● Work to complete: Copy out every line of the records where the string "median" occurs.

● Supplied data:
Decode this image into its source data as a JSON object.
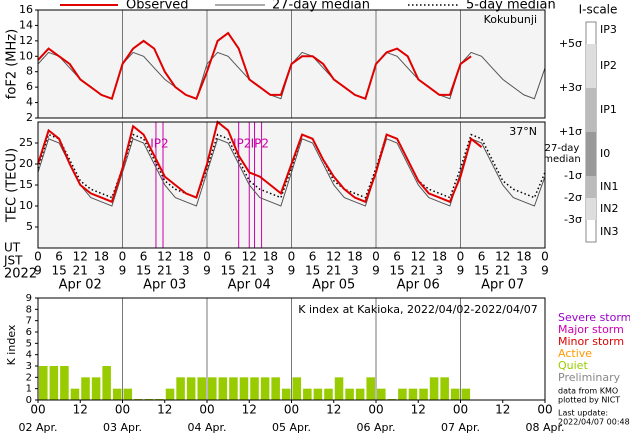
{
  "chart_data": [
    {
      "type": "line",
      "ylabel": "foF2 (MHz)",
      "annotation": "Kokubunji",
      "x": [
        0,
        3,
        6,
        9,
        12,
        15,
        18,
        21,
        24,
        27,
        30,
        33,
        36,
        39,
        42,
        45,
        48,
        51,
        54,
        57,
        60,
        63,
        66,
        69,
        72,
        75,
        78,
        81,
        84,
        87,
        90,
        93,
        96,
        99,
        102,
        105,
        108,
        111,
        114,
        117,
        120,
        123,
        126,
        129,
        132,
        135,
        138,
        141,
        144
      ],
      "ylim": [
        2,
        16
      ],
      "yticks": [
        2,
        4,
        6,
        8,
        10,
        12,
        14,
        16
      ],
      "series": [
        {
          "color": "#e00000",
          "style": "solid",
          "values": [
            9.5,
            11,
            10,
            9,
            7,
            6,
            5,
            4.5,
            9,
            11,
            12,
            11,
            8,
            6,
            5,
            4.5,
            8,
            12,
            13,
            11,
            7,
            6,
            5,
            5,
            9,
            10,
            10,
            9,
            7,
            6,
            5,
            4.5,
            9,
            10.5,
            11,
            10,
            7,
            6,
            5,
            5,
            9,
            10,
            null,
            null,
            null,
            null,
            null,
            null,
            null
          ]
        },
        {
          "color": "#555555",
          "style": "thin",
          "values": [
            9,
            10.5,
            10,
            8.5,
            7,
            6,
            5,
            4.5,
            9,
            10.5,
            10,
            8.5,
            7,
            6,
            5,
            4.5,
            9,
            10.5,
            10,
            8.5,
            7,
            6,
            5,
            4.5,
            9,
            10.5,
            10,
            8.5,
            7,
            6,
            5,
            4.5,
            9,
            10.5,
            10,
            8.5,
            7,
            6,
            5,
            4.5,
            9,
            10.5,
            10,
            8.5,
            7,
            6,
            5,
            4.5,
            8.5
          ]
        }
      ]
    },
    {
      "type": "line",
      "ylabel": "TEC (TECU)",
      "annotation": "37°N",
      "x": [
        0,
        3,
        6,
        9,
        12,
        15,
        18,
        21,
        24,
        27,
        30,
        33,
        36,
        39,
        42,
        45,
        48,
        51,
        54,
        57,
        60,
        63,
        66,
        69,
        72,
        75,
        78,
        81,
        84,
        87,
        90,
        93,
        96,
        99,
        102,
        105,
        108,
        111,
        114,
        117,
        120,
        123,
        126,
        129,
        132,
        135,
        138,
        141,
        144
      ],
      "ylim": [
        0,
        30
      ],
      "yticks": [
        5,
        10,
        15,
        20,
        25
      ],
      "series": [
        {
          "name": "Observed",
          "color": "#e00000",
          "style": "solid",
          "values": [
            20,
            28,
            26,
            20,
            15,
            13,
            12,
            11,
            19,
            29,
            27,
            22,
            17,
            15,
            13,
            12,
            20,
            30,
            28,
            22,
            18,
            17,
            15,
            13,
            20,
            27,
            26,
            21,
            17,
            14,
            12,
            11,
            18,
            27,
            26,
            21,
            16,
            13,
            12,
            11,
            17,
            26,
            24,
            null,
            null,
            null,
            null,
            null,
            null
          ]
        },
        {
          "name": "27-day median",
          "color": "#555555",
          "style": "thin",
          "values": [
            18,
            26,
            25,
            20,
            15,
            12,
            11,
            10,
            18,
            26,
            25,
            20,
            15,
            12,
            11,
            10,
            18,
            26,
            25,
            20,
            15,
            12,
            11,
            10,
            18,
            26,
            25,
            20,
            15,
            12,
            11,
            10,
            18,
            26,
            25,
            20,
            15,
            12,
            11,
            10,
            18,
            26,
            25,
            20,
            15,
            12,
            11,
            10,
            17
          ]
        },
        {
          "name": "5-day median",
          "color": "#000000",
          "style": "dotted",
          "values": [
            19,
            27,
            26,
            21,
            16,
            14,
            13,
            12,
            19,
            27,
            26,
            21,
            16,
            14,
            13,
            12,
            19,
            27,
            26,
            21,
            16,
            14,
            13,
            12,
            19,
            27,
            26,
            21,
            16,
            14,
            13,
            12,
            19,
            27,
            26,
            21,
            16,
            14,
            13,
            12,
            19,
            27,
            26,
            21,
            16,
            14,
            13,
            12,
            18
          ]
        }
      ],
      "events": [
        33.5,
        35.5,
        57,
        60,
        61.5,
        63.5
      ],
      "event_color": "#cc00aa",
      "event_labels": [
        {
          "x": 34.5,
          "label": "IP2"
        },
        {
          "x": 58,
          "label": "IP2"
        },
        {
          "x": 63,
          "label": "IP2"
        }
      ],
      "xlim": [
        0,
        144
      ],
      "xticks": [
        0,
        6,
        12,
        18,
        {
          "value": 24,
          "label": "0"
        },
        {
          "value": 30,
          "label": "6"
        },
        {
          "value": 36,
          "label": "12"
        },
        {
          "value": 42,
          "label": "18"
        },
        {
          "value": 48,
          "label": "0"
        },
        {
          "value": 54,
          "label": "6"
        },
        {
          "value": 60,
          "label": "12"
        },
        {
          "value": 66,
          "label": "18"
        },
        {
          "value": 72,
          "label": "0"
        },
        {
          "value": 78,
          "label": "6"
        },
        {
          "value": 84,
          "label": "12"
        },
        {
          "value": 90,
          "label": "18"
        },
        {
          "value": 96,
          "label": "0"
        },
        {
          "value": 102,
          "label": "6"
        },
        {
          "value": 108,
          "label": "12"
        },
        {
          "value": 114,
          "label": "18"
        },
        {
          "value": 120,
          "label": "0"
        },
        {
          "value": 126,
          "label": "6"
        },
        {
          "value": 132,
          "label": "12"
        },
        {
          "value": 138,
          "label": "18"
        },
        {
          "value": 144,
          "label": "0"
        }
      ],
      "jst_labels": [
        "9",
        "15",
        "21",
        "3",
        "9",
        "15",
        "21",
        "3",
        "9",
        "15",
        "21",
        "3",
        "9",
        "15",
        "21",
        "3",
        "9",
        "15",
        "21",
        "3",
        "9",
        "15",
        "21",
        "3",
        "9"
      ],
      "row_labels": [
        "UT",
        "JST"
      ],
      "year": "2022",
      "date_labels": [
        {
          "x": 12,
          "label": "Apr 02"
        },
        {
          "x": 36,
          "label": "Apr 03"
        },
        {
          "x": 60,
          "label": "Apr 04"
        },
        {
          "x": 84,
          "label": "Apr 05"
        },
        {
          "x": 108,
          "label": "Apr 06"
        },
        {
          "x": 132,
          "label": "Apr 07"
        }
      ]
    },
    {
      "type": "bar",
      "title": "K index at Kakioka, 2022/04/02-2022/04/07",
      "ylabel": "K index",
      "values": [
        3,
        3,
        3,
        1,
        2,
        2,
        3,
        1,
        1,
        0,
        0,
        0,
        1,
        2,
        2,
        2,
        2,
        2,
        2,
        2,
        2,
        2,
        2,
        1,
        2,
        1,
        1,
        1,
        2,
        1,
        1,
        2,
        1,
        0,
        1,
        1,
        1,
        2,
        2,
        1,
        1
      ],
      "color": "#99cc00",
      "ylim": [
        0,
        9
      ],
      "yticks": [
        0,
        1,
        2,
        3,
        4,
        5,
        6,
        7,
        8,
        9
      ],
      "xlim": [
        0,
        144
      ],
      "xticks": [
        {
          "value": 0,
          "label": "00"
        },
        12,
        {
          "value": 24,
          "label": "00"
        },
        {
          "value": 36,
          "label": "12"
        },
        {
          "value": 48,
          "label": "00"
        },
        {
          "value": 60,
          "label": "12"
        },
        {
          "value": 72,
          "label": "00"
        },
        {
          "value": 84,
          "label": "12"
        },
        {
          "value": 96,
          "label": "00"
        },
        {
          "value": 108,
          "label": "12"
        },
        {
          "value": 120,
          "label": "00"
        },
        {
          "value": 132,
          "label": "12"
        },
        {
          "value": 144,
          "label": "00"
        }
      ],
      "date_ticks": [
        {
          "value": 0,
          "label": "02 Apr."
        },
        {
          "value": 24,
          "label": "03 Apr."
        },
        {
          "value": 48,
          "label": "04 Apr."
        },
        {
          "value": 72,
          "label": "05 Apr."
        },
        {
          "value": 96,
          "label": "06 Apr."
        },
        {
          "value": 120,
          "label": "07 Apr."
        },
        {
          "value": 144,
          "label": "08 Apr."
        }
      ],
      "legend": [
        {
          "label": "Severe storm",
          "color": "#9900cc"
        },
        {
          "label": "Major storm",
          "color": "#cc00aa"
        },
        {
          "label": "Minor storm",
          "color": "#dd0000"
        },
        {
          "label": "Active",
          "color": "#ff9900"
        },
        {
          "label": "Quiet",
          "color": "#99cc00"
        },
        {
          "label": "Preliminary",
          "color": "#888888"
        }
      ],
      "notes": [
        "data from KMO",
        "plotted by NICT"
      ],
      "update": [
        "Last update:",
        "2022/04/07 00:48 U"
      ]
    }
  ],
  "iscale": {
    "title": "I-scale",
    "sigma": [
      "+5σ",
      "+3σ",
      "+1σ",
      "-1σ",
      "-2σ",
      "-3σ"
    ],
    "classes": [
      "IP3",
      "IP2",
      "IP1",
      "I0",
      "IN1",
      "IN2",
      "IN3"
    ],
    "median": [
      "27-day",
      "median"
    ]
  }
}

● Response below:
          "name": "27-day median",
          "name": "5-day median",
    "median": [
      "median"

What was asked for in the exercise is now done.